_Work to do_. The exercise asks you to copy every line below in which "shabcheragh" appears.

_Dataset records_.
[Begin]

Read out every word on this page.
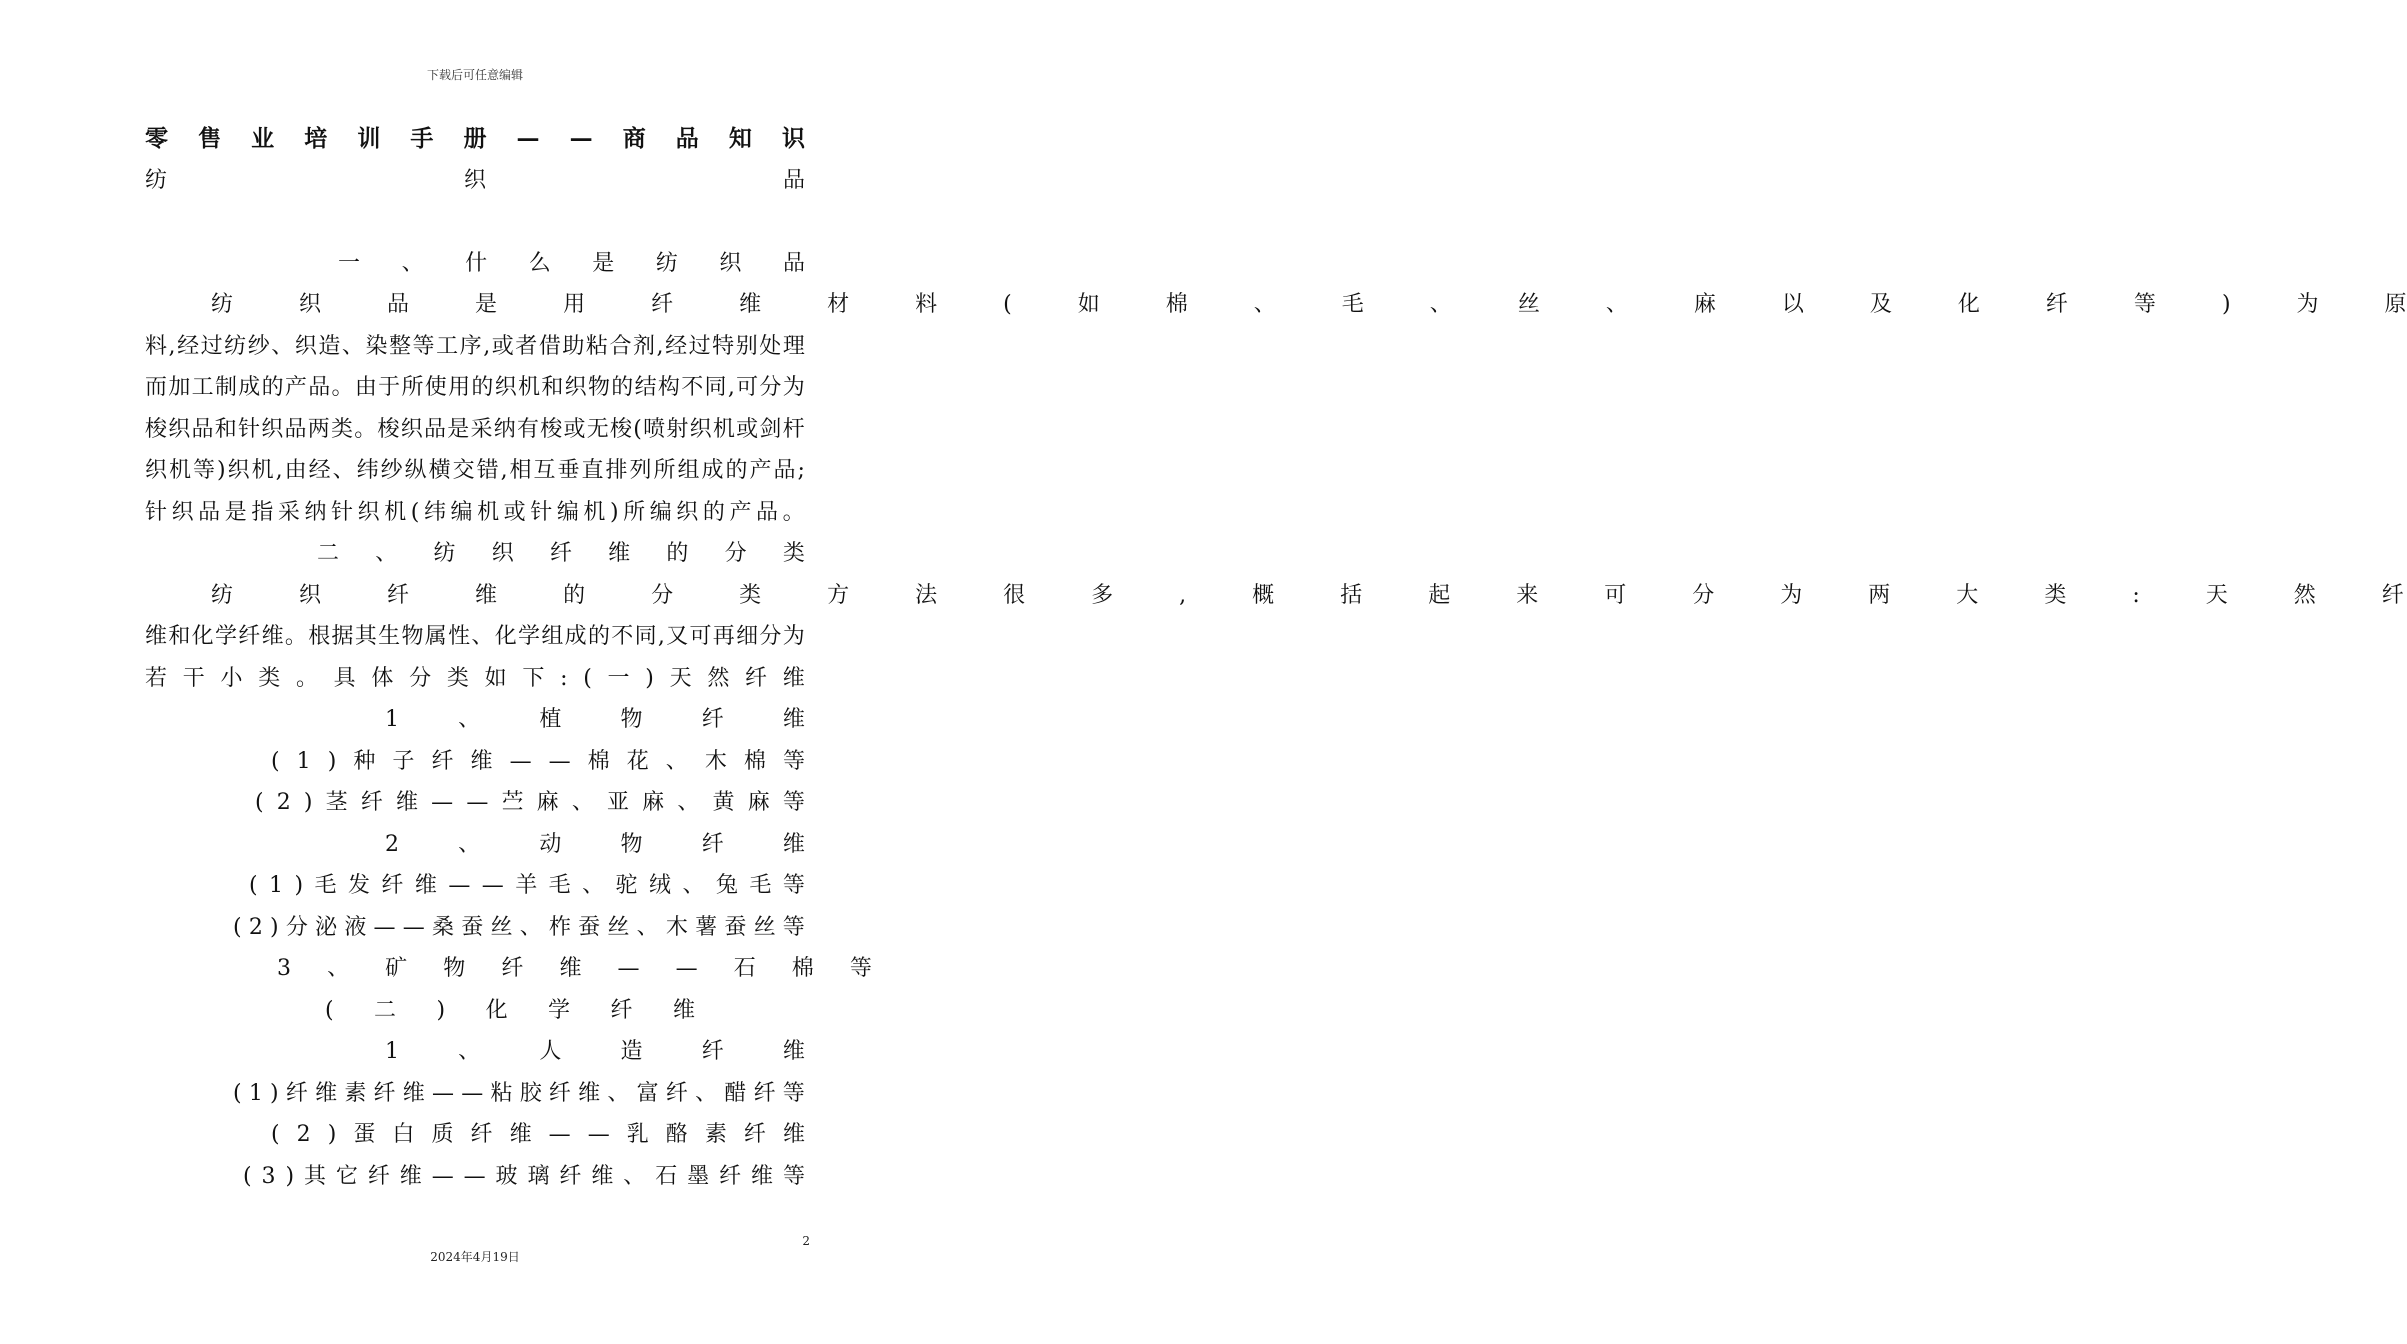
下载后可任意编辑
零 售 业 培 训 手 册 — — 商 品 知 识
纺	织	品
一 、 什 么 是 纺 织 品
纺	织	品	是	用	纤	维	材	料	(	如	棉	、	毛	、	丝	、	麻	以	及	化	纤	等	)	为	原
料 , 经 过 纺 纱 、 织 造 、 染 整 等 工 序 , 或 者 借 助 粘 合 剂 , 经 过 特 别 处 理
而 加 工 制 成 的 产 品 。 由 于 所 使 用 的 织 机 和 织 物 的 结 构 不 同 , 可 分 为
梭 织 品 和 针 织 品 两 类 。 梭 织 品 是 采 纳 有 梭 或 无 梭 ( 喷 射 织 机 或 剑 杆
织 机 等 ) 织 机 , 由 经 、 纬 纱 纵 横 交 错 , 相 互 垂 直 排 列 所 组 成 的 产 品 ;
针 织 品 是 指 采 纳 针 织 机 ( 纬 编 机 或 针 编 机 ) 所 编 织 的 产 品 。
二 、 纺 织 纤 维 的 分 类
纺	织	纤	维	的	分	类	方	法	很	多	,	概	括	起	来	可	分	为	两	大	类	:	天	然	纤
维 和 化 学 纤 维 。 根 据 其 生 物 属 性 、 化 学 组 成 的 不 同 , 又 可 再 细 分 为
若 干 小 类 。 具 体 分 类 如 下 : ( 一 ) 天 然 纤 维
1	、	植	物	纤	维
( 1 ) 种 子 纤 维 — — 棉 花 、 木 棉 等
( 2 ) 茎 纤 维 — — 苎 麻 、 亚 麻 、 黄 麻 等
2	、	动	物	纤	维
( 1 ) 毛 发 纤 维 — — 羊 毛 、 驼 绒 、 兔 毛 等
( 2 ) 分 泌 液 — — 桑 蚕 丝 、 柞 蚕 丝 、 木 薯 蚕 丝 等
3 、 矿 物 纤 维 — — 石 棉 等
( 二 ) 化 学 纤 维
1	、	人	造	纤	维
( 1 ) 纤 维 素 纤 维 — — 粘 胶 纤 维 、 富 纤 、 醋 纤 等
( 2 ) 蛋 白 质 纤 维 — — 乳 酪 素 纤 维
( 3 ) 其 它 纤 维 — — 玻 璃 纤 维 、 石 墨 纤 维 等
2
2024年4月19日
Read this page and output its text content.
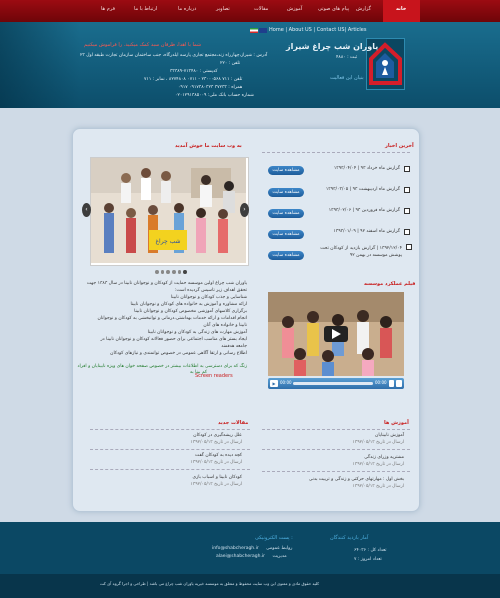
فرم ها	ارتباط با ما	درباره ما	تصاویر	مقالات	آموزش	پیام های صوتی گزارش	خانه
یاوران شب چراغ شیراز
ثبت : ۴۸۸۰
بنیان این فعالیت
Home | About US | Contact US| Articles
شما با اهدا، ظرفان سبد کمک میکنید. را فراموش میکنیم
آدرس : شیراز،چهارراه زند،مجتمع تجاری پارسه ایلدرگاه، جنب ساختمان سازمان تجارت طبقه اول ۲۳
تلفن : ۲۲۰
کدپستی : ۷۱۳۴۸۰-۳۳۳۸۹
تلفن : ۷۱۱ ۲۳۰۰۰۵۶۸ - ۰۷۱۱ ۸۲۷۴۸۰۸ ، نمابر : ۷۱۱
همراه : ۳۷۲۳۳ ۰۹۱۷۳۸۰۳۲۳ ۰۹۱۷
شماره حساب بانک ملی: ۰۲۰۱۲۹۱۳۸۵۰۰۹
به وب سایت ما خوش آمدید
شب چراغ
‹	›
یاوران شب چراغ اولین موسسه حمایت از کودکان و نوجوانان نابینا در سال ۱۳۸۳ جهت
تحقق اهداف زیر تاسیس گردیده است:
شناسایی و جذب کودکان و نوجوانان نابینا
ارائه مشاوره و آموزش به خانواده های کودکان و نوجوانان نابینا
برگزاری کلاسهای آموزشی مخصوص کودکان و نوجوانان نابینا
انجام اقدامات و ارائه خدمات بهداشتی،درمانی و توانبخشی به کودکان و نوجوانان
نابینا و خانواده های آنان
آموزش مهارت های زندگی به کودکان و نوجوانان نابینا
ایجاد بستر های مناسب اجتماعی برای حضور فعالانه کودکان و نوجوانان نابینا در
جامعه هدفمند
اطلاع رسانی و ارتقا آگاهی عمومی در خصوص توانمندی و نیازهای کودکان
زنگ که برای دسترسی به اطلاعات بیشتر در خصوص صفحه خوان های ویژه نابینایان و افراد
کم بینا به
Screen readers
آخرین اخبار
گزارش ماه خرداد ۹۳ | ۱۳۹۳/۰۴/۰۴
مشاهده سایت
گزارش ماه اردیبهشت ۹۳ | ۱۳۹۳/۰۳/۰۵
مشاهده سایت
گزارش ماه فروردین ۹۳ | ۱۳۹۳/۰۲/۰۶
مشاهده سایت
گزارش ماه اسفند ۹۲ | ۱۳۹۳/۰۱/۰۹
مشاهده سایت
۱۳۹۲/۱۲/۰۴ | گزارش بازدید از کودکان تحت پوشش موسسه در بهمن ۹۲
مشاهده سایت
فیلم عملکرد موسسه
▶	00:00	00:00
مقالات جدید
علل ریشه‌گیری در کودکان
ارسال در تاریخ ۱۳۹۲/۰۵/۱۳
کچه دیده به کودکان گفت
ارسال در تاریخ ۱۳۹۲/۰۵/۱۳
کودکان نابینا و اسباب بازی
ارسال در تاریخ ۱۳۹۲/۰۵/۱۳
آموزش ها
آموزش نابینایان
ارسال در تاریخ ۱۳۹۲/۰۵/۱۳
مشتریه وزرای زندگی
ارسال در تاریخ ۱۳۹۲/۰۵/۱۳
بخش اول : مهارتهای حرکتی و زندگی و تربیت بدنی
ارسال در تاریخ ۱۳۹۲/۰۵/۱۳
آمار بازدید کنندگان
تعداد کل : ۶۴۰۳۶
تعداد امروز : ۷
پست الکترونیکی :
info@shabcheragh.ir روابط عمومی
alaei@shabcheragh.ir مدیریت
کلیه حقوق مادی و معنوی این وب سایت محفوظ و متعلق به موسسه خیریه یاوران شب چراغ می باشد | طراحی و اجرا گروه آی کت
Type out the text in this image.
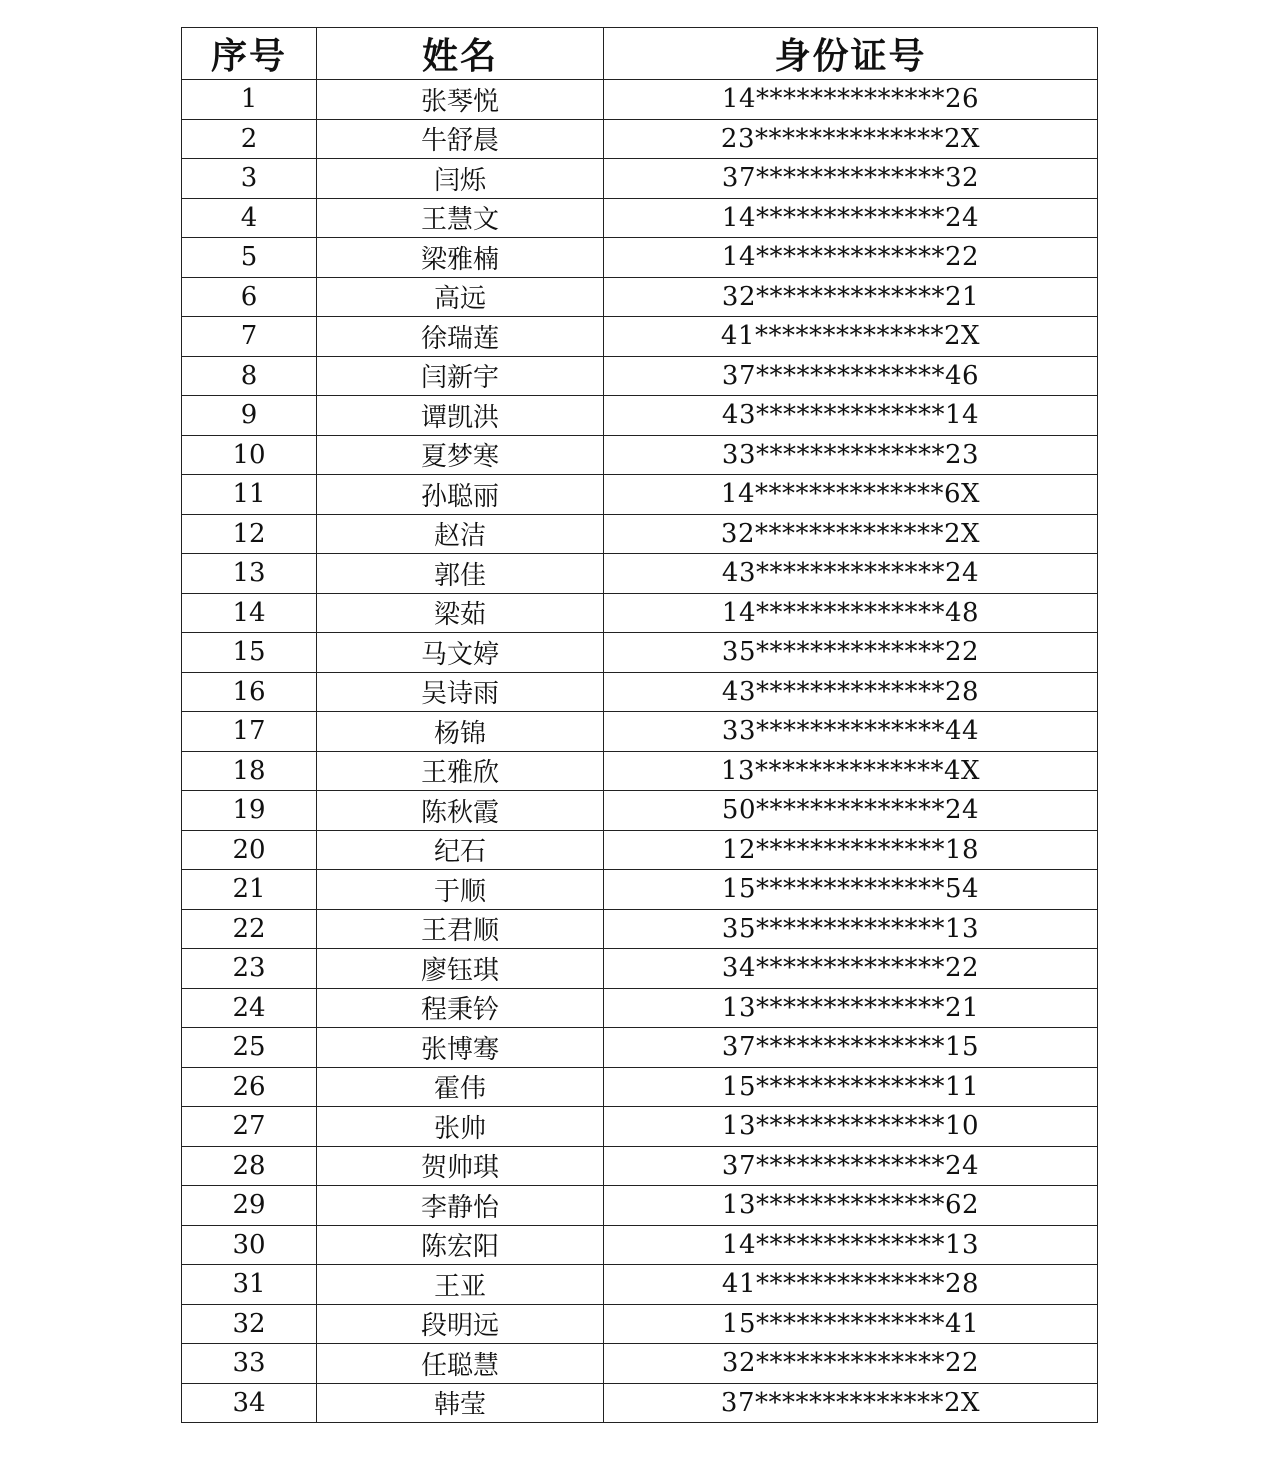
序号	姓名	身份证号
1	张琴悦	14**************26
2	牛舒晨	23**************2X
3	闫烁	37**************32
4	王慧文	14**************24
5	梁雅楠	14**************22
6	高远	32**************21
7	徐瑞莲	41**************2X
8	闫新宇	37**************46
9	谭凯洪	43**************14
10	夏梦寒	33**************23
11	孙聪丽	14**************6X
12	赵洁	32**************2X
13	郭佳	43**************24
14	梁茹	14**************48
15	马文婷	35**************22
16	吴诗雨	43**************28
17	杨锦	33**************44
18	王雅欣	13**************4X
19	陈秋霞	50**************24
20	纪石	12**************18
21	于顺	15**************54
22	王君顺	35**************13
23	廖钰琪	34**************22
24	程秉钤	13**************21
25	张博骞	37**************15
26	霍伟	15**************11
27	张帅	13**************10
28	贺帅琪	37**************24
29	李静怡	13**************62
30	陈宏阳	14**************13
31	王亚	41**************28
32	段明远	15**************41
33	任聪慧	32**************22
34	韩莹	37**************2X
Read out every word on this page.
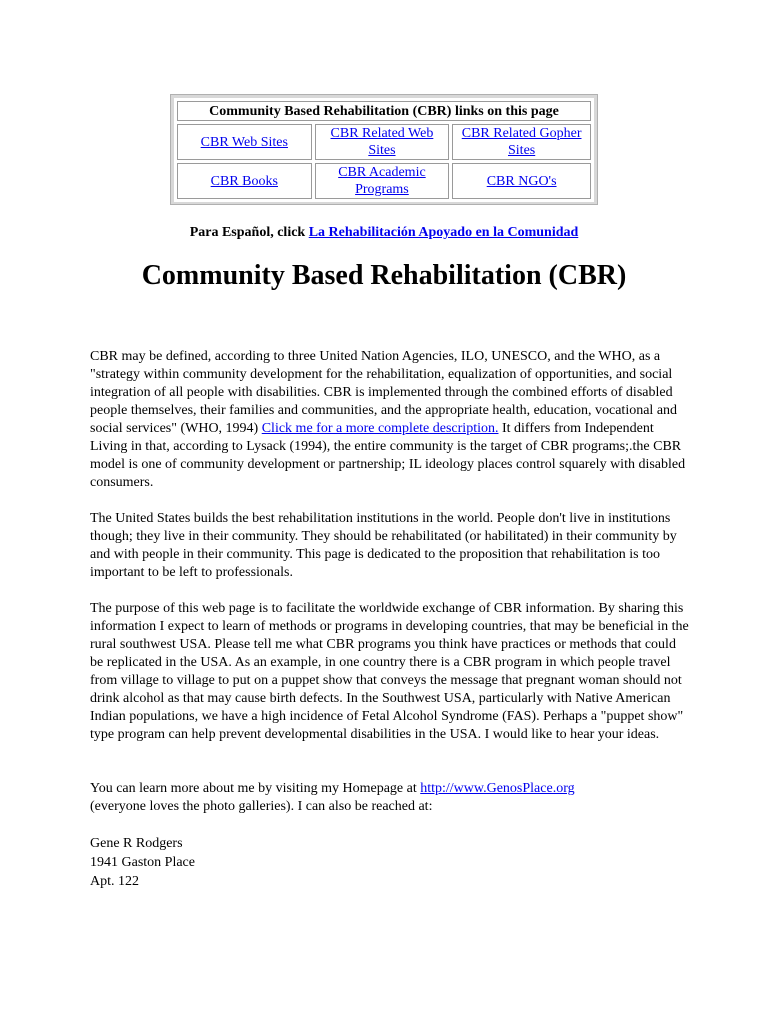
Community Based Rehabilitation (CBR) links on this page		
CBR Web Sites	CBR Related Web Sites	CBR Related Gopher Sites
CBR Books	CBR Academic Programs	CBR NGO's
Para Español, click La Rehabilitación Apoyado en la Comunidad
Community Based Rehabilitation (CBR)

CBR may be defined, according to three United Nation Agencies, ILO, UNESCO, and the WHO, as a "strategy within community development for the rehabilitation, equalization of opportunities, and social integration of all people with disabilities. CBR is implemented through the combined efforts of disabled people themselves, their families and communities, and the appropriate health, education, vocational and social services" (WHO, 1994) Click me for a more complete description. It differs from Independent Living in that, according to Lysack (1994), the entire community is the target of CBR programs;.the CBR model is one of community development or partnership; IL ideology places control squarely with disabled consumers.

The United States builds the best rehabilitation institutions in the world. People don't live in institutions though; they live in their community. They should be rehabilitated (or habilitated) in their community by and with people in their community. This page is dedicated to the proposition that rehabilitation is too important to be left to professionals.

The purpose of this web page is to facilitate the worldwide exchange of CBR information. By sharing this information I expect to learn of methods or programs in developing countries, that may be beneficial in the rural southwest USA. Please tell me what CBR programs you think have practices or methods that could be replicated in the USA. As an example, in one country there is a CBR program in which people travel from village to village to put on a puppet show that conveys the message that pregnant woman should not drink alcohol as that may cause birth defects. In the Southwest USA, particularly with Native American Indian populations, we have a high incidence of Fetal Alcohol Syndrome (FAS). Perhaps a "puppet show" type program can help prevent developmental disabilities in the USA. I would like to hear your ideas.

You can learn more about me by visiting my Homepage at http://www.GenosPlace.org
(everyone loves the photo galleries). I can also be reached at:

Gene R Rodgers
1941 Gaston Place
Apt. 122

[End]

_Solution to this task_.
info@shabcheragh.ir روابط عمومی
alaei@shabcheragh.ir مدیریت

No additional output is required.